Problem statement
Copy every line with the string "Reciente" in it.

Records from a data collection
--- BEGIN ---

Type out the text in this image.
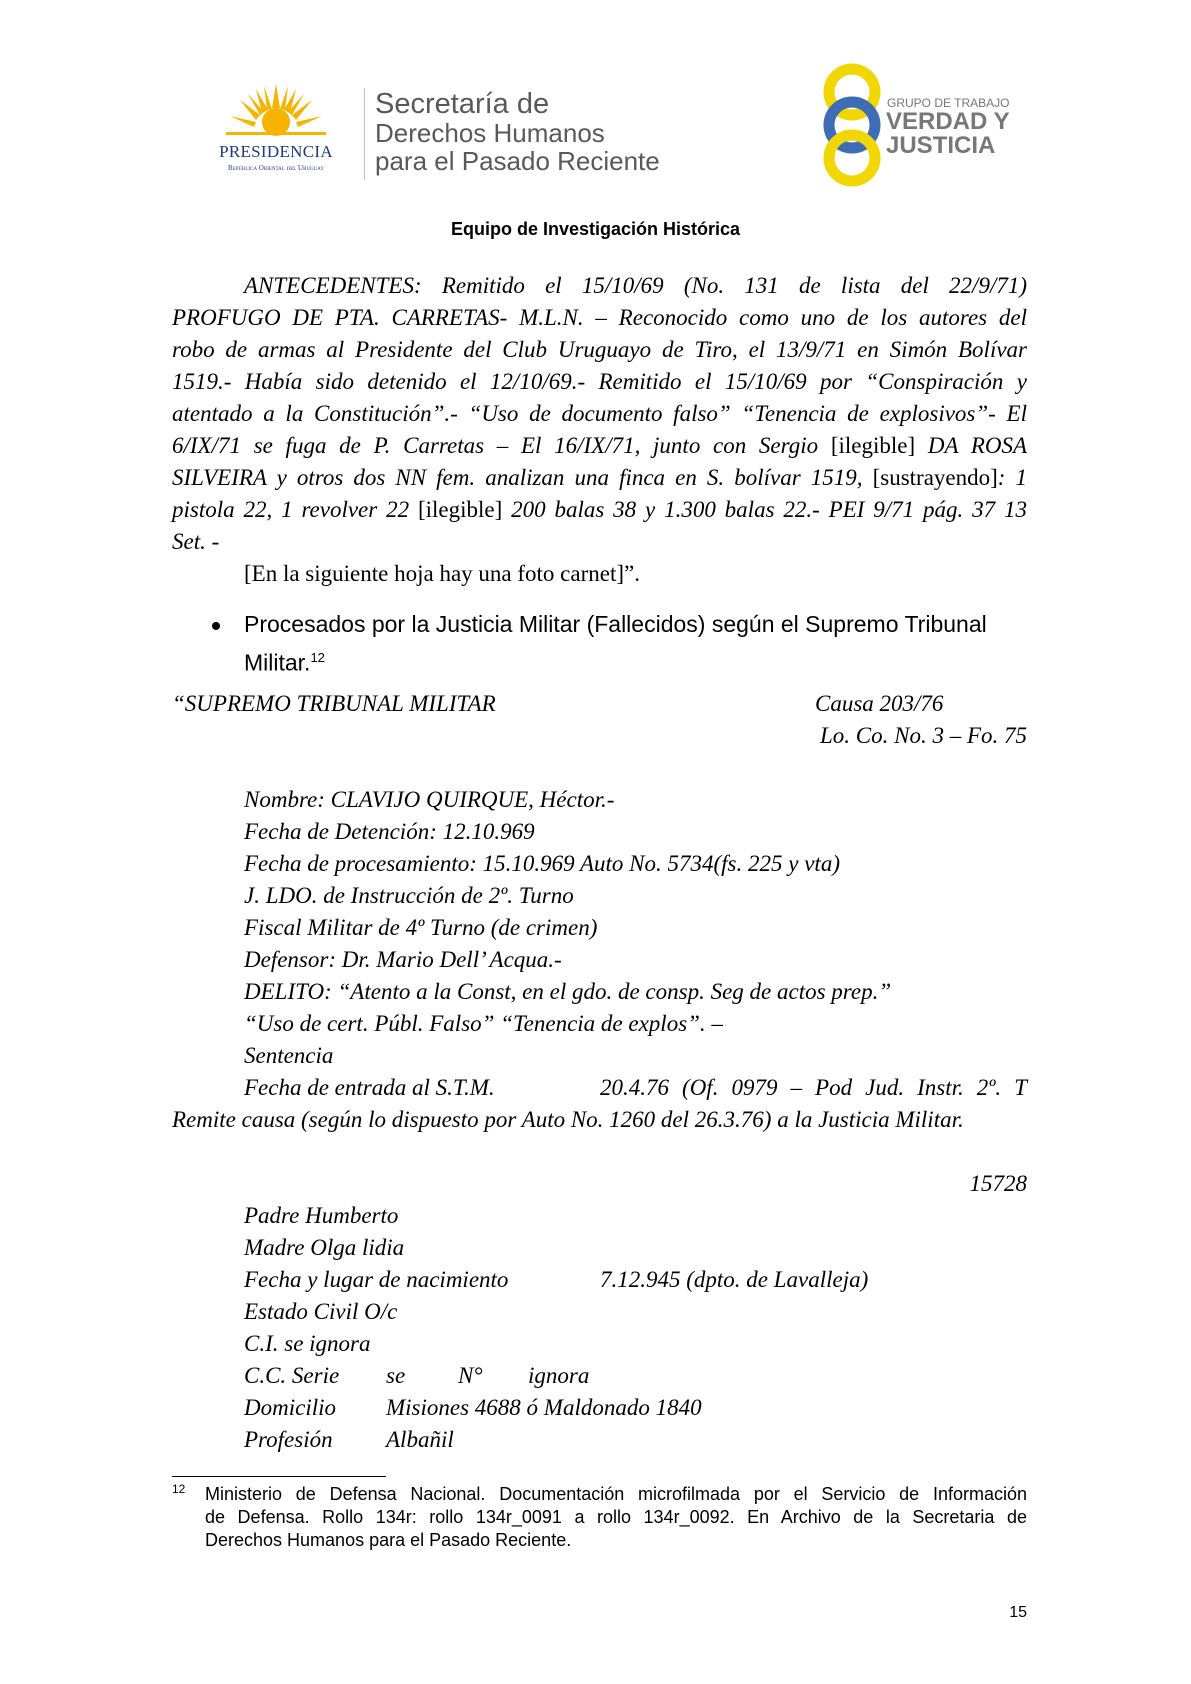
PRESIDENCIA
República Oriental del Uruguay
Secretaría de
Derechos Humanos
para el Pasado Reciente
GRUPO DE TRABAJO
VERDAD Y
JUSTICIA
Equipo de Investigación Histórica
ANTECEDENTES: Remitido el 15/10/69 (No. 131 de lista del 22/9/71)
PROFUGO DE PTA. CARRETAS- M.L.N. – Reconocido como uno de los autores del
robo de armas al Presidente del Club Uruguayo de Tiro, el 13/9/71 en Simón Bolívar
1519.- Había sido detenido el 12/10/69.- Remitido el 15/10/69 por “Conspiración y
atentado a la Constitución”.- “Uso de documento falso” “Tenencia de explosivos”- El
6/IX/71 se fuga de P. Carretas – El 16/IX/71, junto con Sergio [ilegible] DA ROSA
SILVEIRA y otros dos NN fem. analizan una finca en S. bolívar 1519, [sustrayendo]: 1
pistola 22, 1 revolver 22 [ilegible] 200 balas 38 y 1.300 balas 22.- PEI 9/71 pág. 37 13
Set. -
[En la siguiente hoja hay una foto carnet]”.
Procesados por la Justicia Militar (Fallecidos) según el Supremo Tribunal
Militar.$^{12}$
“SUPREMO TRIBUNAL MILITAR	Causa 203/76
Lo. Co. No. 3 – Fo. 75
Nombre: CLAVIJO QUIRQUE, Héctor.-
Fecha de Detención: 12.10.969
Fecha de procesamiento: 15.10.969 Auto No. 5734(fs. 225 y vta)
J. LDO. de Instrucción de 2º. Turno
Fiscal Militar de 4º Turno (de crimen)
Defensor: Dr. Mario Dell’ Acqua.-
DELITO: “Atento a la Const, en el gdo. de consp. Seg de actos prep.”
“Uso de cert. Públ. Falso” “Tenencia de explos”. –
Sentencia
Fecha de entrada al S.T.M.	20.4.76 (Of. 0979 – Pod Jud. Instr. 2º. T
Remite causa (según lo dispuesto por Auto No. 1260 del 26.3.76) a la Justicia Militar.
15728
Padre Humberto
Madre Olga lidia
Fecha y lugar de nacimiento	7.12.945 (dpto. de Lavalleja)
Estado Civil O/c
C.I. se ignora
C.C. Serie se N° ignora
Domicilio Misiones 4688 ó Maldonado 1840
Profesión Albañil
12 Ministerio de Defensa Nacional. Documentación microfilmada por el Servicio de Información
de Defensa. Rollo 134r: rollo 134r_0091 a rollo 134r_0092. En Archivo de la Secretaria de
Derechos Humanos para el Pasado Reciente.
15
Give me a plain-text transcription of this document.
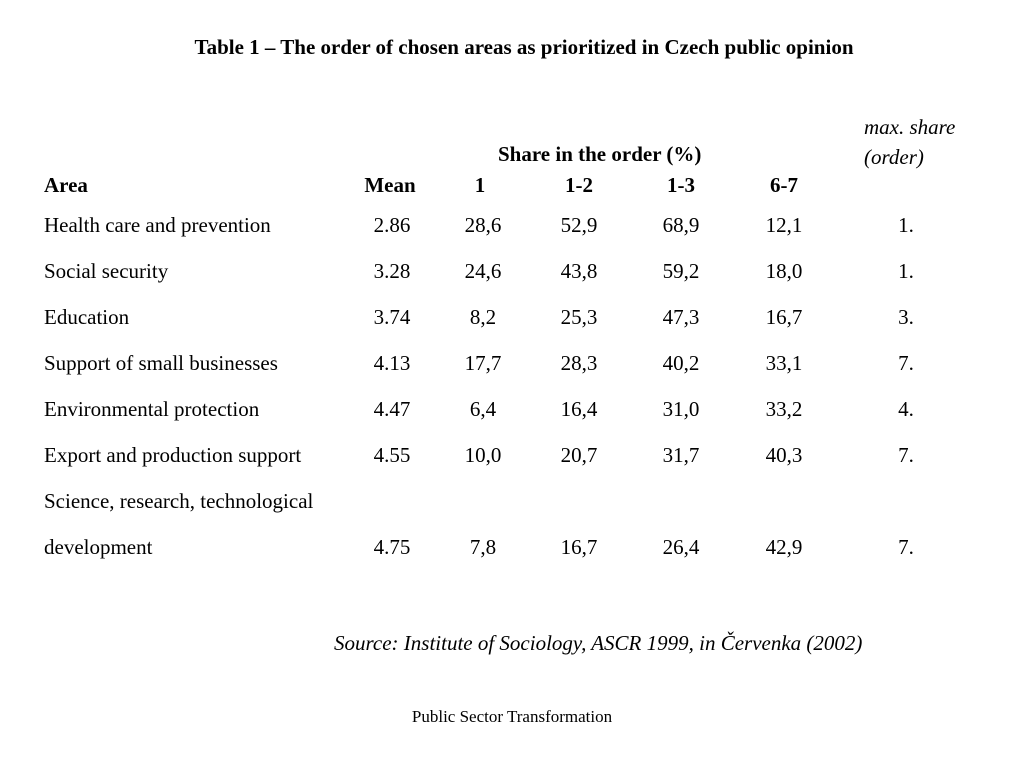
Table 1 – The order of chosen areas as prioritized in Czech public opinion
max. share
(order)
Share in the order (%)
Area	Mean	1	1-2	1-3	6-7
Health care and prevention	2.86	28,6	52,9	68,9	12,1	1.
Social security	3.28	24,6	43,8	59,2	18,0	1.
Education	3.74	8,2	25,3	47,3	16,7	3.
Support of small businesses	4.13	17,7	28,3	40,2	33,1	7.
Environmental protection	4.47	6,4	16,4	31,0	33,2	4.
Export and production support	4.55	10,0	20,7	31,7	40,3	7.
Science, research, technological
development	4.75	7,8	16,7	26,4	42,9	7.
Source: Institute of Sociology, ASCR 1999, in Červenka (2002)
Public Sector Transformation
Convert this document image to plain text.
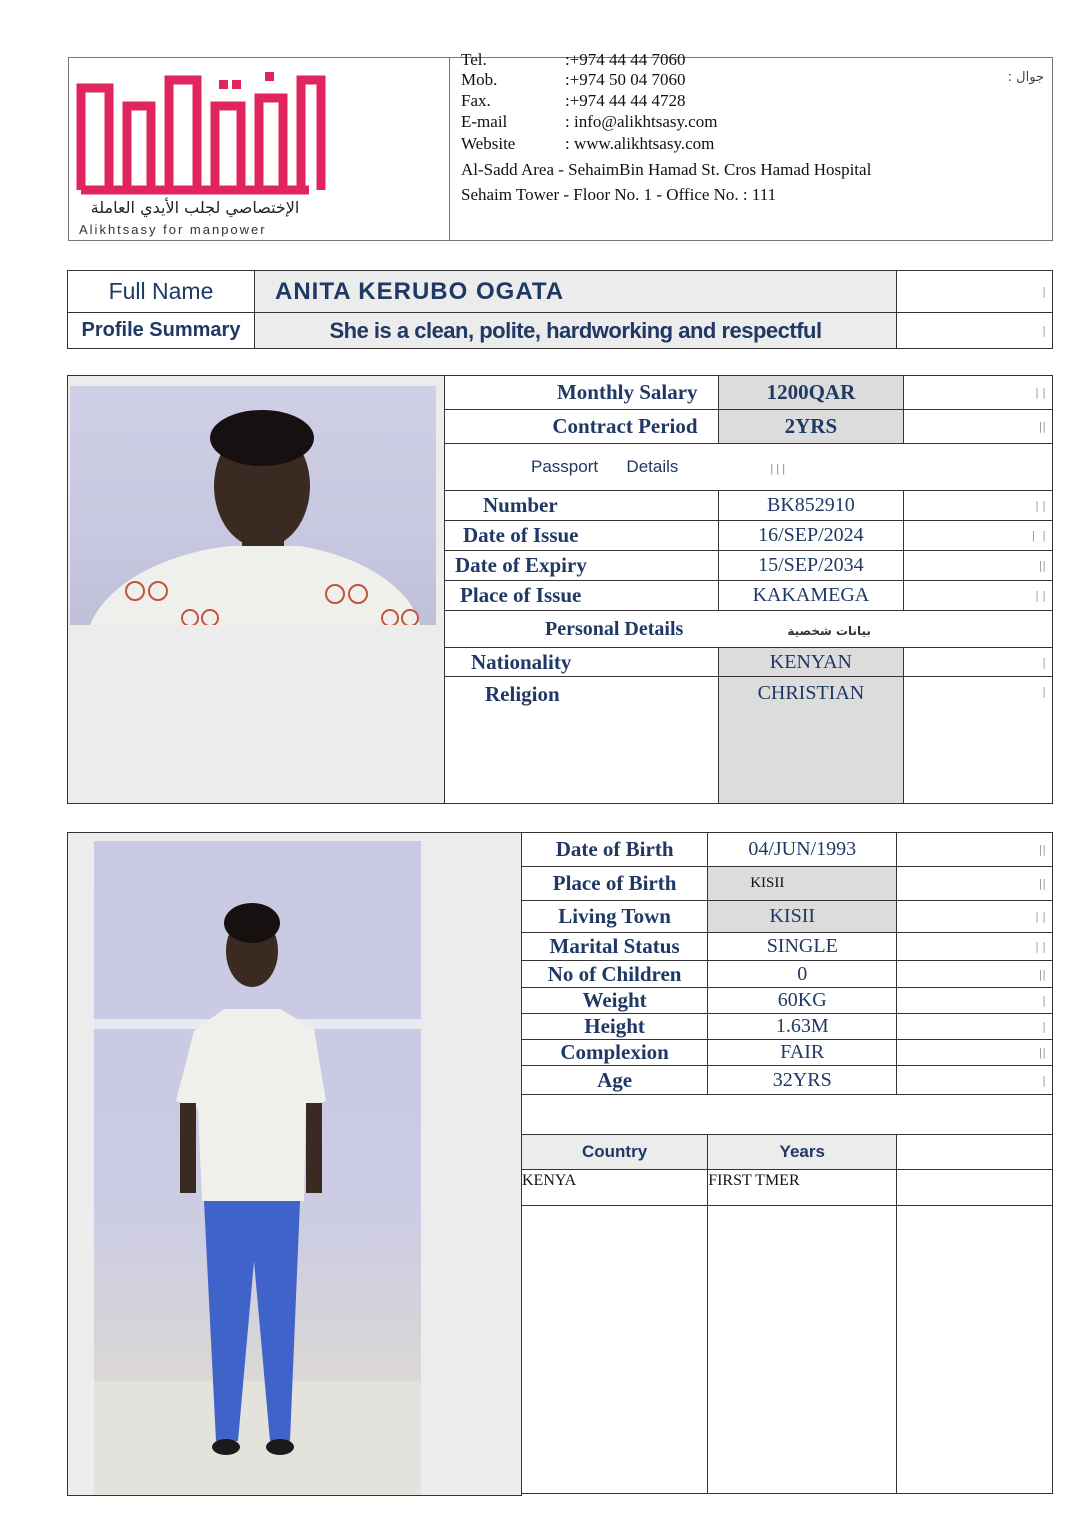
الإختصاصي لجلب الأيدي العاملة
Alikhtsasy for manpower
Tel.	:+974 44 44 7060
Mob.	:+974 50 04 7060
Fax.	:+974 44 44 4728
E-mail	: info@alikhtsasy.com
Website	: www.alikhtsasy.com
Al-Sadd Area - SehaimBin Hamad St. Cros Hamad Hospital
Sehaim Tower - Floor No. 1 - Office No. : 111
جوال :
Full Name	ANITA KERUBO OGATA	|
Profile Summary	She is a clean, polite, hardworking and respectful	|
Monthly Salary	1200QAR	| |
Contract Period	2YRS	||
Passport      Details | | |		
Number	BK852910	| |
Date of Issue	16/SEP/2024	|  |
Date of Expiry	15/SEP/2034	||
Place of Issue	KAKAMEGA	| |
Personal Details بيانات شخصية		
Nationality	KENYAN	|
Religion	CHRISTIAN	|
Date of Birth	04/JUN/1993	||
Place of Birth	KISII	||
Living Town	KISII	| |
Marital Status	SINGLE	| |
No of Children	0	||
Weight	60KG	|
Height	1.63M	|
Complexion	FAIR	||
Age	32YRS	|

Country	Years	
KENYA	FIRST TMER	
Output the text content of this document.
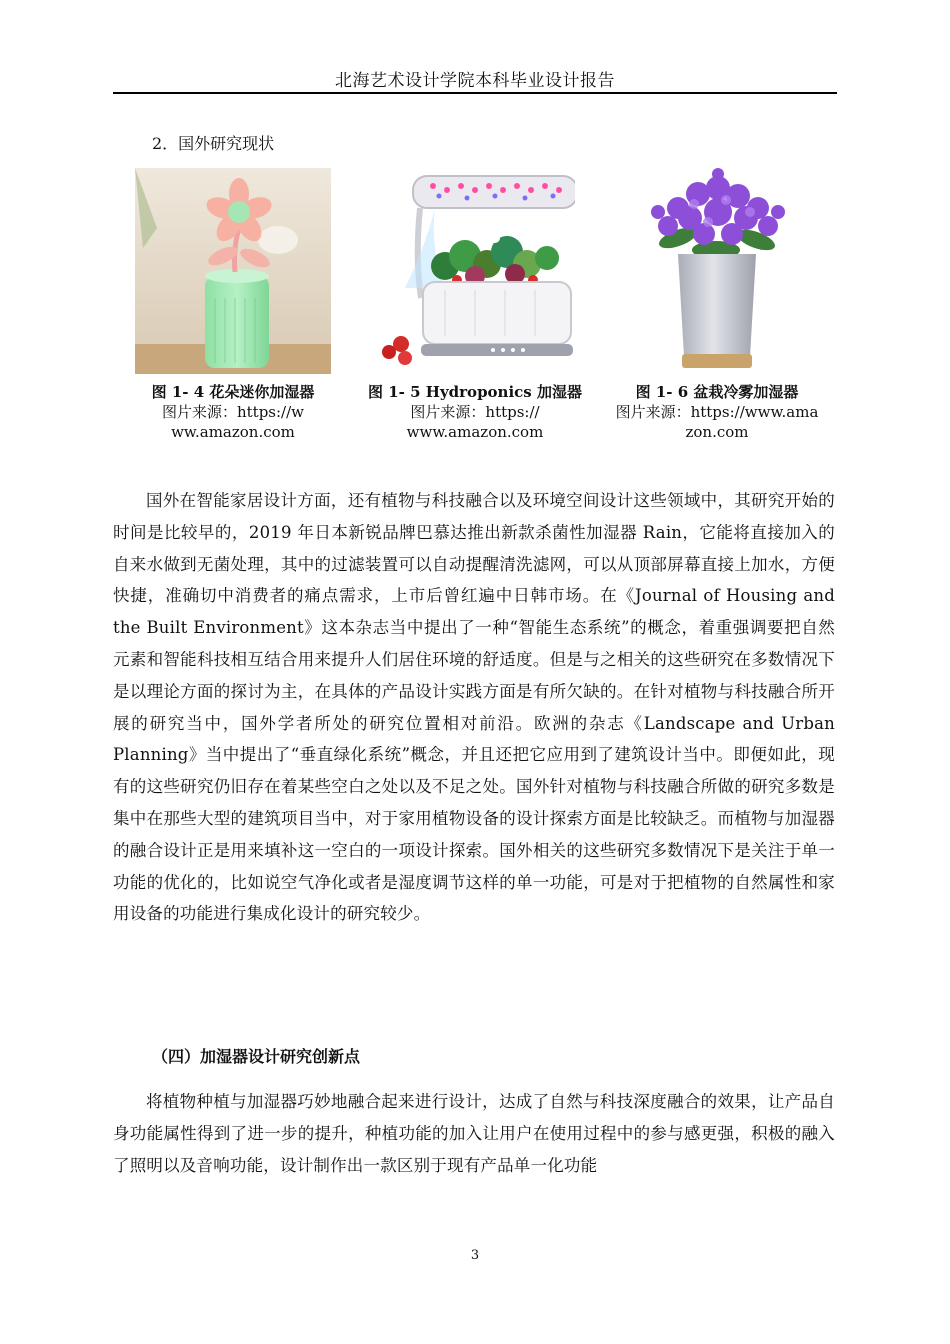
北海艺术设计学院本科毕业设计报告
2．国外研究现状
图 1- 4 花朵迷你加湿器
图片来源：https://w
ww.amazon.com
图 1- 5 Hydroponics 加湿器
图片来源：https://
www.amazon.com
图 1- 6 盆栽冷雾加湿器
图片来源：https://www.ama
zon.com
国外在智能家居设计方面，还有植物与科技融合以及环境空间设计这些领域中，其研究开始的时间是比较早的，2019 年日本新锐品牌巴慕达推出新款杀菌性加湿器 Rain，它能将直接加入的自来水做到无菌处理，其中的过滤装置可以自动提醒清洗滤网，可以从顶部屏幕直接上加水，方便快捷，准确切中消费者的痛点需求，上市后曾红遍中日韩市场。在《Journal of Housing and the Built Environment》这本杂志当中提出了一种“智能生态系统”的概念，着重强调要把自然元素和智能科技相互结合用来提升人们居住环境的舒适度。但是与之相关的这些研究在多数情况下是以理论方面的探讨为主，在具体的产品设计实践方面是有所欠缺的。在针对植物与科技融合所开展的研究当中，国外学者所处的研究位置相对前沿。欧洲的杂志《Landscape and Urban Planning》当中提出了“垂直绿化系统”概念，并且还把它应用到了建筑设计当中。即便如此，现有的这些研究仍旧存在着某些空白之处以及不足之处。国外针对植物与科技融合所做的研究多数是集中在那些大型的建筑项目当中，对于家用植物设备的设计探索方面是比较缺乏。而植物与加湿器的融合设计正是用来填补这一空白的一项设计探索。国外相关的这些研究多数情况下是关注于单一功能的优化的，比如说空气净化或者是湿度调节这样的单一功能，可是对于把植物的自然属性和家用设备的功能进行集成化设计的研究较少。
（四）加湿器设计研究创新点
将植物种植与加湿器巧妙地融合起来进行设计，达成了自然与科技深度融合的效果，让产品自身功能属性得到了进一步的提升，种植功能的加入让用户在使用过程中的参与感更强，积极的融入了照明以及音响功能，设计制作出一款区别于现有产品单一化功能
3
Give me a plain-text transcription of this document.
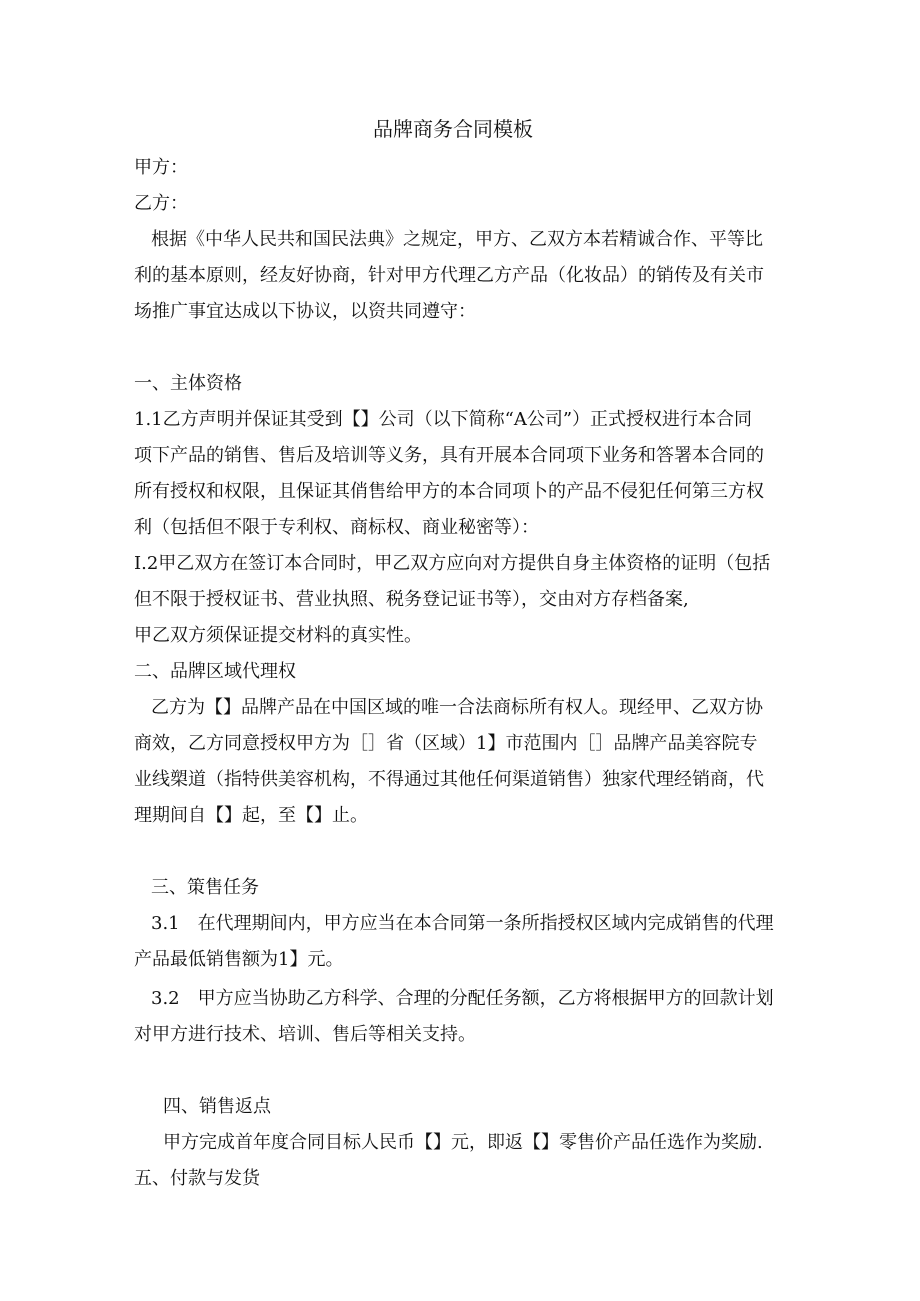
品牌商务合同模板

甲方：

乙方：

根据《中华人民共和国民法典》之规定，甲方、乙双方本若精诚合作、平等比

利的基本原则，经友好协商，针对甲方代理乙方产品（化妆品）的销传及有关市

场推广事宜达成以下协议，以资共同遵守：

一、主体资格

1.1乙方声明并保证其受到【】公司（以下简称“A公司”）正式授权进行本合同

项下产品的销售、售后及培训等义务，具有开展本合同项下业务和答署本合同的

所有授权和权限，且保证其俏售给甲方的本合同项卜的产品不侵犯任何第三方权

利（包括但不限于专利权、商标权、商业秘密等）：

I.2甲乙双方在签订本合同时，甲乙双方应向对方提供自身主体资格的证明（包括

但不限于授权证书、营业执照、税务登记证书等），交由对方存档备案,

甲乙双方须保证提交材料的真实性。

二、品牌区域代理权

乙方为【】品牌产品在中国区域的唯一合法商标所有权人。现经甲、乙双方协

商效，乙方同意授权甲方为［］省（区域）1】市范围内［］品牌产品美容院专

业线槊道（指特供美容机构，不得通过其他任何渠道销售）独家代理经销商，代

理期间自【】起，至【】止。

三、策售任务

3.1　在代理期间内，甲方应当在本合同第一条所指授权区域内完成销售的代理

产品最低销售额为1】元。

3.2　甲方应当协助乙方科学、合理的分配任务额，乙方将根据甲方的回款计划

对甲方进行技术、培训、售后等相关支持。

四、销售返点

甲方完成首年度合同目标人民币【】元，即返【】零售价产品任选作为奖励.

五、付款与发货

--- END ---

Result of the task
para el Pasado Reciente
Derechos Humanos para el Pasado Reciente.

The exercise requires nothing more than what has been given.